Start of Data rows

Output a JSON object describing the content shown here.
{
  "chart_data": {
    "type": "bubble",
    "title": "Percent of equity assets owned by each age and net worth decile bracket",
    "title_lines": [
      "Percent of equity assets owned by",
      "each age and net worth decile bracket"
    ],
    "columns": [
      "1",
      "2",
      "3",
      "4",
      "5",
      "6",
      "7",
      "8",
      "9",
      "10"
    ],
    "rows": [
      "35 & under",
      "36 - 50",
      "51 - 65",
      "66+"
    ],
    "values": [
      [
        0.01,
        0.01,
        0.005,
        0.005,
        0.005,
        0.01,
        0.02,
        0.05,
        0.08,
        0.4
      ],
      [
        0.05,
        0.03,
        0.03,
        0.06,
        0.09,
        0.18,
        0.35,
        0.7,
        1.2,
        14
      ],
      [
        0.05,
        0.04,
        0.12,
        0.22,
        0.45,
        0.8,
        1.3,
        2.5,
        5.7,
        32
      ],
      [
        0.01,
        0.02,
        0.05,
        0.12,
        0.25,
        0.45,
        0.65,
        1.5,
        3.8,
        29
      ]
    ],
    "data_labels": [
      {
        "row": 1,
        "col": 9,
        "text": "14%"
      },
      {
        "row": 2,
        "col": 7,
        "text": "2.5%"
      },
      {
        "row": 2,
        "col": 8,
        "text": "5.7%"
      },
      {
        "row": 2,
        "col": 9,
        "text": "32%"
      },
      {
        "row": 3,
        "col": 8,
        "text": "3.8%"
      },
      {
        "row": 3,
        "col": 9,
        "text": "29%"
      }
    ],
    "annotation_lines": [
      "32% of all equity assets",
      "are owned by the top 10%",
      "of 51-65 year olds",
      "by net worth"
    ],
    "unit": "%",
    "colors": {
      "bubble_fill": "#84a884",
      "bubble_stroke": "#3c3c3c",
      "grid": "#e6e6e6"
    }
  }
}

End of Data rows

### [Exercise details]
Wherever a line in the data above holds "decile", copy that line.

### [Correct result]
    "title": "Percent of equity assets owned by each age and net worth decile bracket",
      "each age and net worth decile bracket"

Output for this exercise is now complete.